→ Tarefa a realizar: Pode transcrever do excerto o trecho entre "3.1.- Se ao" e "junta aos autos.", inclusive?

→ Excerto para leitura:
3.1.- Se ao ad quem se impõe retirar as devidas consequências em razão de alegadamente concreta diligência designada para o dia 1 de Outubro de 2014 não se ter realizado , e , não existir nenhuma acta do Tribunal a quo.
Qual questão prévia suscitada pelos apelantes em sede de instância recursória, dizem os recorrentes que, não obstante haver sido designado o dia 1 de Outubro de 2014, pelas 10,00 horas para se proceder à resposta à matéria de facto , esta última diligência , no dia, local e hora designados , nunca foi realizada ,uma vez que o Tribunal a quo não tinha a resposta pronta e, apesar de ter ficado prometido que , mais tarde, via Citius, seriam as partes notificadas da referida resposta, tal nunca veio a acontecer, não havendo qualquer acta desta mesma audiência junta aos autos.

→ Material fornecido:
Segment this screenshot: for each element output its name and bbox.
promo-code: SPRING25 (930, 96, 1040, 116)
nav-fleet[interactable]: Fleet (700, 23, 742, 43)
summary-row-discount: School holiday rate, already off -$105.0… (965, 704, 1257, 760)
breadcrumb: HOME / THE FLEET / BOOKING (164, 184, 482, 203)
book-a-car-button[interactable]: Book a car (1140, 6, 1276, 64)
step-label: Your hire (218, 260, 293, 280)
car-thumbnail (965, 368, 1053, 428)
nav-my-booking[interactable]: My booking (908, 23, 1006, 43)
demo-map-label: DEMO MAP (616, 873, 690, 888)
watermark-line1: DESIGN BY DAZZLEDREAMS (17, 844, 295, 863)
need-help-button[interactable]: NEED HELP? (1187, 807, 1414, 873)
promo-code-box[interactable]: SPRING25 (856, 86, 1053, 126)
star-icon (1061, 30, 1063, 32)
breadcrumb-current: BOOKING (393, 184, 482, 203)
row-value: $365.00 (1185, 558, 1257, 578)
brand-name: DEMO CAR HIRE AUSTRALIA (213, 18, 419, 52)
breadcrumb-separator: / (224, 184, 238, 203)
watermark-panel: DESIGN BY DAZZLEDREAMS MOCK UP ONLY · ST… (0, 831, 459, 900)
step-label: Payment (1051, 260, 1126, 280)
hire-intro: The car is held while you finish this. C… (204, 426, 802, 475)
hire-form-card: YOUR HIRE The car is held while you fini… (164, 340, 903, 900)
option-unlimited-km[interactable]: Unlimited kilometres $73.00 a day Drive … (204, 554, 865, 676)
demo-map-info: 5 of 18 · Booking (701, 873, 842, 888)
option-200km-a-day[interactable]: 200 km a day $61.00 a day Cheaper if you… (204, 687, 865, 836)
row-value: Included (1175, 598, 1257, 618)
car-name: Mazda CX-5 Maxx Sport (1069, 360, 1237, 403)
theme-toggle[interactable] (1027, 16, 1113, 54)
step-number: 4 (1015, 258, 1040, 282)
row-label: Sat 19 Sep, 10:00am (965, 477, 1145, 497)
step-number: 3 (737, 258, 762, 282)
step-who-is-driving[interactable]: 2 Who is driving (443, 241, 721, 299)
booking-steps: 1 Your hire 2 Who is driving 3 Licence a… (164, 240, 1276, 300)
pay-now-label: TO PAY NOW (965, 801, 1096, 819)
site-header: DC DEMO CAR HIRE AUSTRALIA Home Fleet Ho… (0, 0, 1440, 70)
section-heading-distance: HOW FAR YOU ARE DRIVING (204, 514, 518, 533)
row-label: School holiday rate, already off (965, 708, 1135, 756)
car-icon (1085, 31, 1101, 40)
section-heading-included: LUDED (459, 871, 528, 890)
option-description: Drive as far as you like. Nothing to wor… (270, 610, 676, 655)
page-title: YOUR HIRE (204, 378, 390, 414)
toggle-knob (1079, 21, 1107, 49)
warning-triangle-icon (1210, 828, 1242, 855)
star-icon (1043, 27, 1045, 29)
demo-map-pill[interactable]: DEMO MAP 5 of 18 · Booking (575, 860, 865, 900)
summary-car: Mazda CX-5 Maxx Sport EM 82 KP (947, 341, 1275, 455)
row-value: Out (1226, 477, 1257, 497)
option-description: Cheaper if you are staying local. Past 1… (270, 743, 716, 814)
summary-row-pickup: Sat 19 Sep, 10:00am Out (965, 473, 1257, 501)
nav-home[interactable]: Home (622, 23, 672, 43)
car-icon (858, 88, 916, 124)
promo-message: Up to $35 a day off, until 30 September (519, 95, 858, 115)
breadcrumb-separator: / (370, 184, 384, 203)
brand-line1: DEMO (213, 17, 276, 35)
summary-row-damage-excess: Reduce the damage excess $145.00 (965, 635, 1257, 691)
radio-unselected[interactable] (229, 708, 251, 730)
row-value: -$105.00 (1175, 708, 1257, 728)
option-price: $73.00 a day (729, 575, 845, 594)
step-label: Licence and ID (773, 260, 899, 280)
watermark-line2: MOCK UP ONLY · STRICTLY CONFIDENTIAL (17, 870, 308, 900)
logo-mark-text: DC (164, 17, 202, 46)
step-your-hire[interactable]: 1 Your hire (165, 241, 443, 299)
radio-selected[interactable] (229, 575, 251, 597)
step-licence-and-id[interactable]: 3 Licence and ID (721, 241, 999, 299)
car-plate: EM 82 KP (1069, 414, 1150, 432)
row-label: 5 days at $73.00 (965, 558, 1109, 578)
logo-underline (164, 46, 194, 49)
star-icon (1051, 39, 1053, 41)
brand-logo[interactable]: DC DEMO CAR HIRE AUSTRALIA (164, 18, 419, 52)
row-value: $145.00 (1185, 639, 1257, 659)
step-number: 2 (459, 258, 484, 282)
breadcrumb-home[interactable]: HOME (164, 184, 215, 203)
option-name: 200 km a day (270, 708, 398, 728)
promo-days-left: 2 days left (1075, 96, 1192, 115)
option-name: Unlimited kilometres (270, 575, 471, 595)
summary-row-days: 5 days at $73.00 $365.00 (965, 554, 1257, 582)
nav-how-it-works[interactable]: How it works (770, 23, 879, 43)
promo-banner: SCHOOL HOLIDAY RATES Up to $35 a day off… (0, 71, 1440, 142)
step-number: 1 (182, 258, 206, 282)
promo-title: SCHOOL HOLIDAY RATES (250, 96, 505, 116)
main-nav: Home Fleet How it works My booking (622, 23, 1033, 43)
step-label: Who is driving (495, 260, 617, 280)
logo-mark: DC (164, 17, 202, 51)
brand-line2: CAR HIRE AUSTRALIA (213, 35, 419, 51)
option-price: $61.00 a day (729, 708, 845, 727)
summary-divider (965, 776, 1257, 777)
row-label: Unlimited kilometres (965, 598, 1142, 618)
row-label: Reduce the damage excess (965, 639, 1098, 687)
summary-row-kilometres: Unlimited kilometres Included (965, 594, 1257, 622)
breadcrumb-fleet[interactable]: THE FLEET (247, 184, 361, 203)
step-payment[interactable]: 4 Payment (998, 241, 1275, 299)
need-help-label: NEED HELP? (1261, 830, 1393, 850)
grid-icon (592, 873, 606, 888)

→ Solução da tarefa:
3.1.- Se ao ad quem se impõe retirar as devidas consequências em razão de alegadamente concreta diligência designada para o dia 1 de Outubro de 2014 não se ter realizado , e , não existir nenhuma acta do Tribunal a quo.
Qual questão prévia suscitada pelos apelantes em sede de instância recursória, dizem os recorrentes que, não obstante haver sido designado o dia 1 de Outubro de 2014, pelas 10,00 horas para se proceder à resposta à matéria de facto , esta última diligência , no dia, local e hora designados , nunca foi realizada ,uma vez que o Tribunal a quo não tinha a resposta pronta e, apesar de ter ficado prometido que , mais tarde, via Citius, seriam as partes notificadas da referida resposta, tal nunca veio a acontecer, não havendo qualquer acta desta mesma audiência junta aos autos.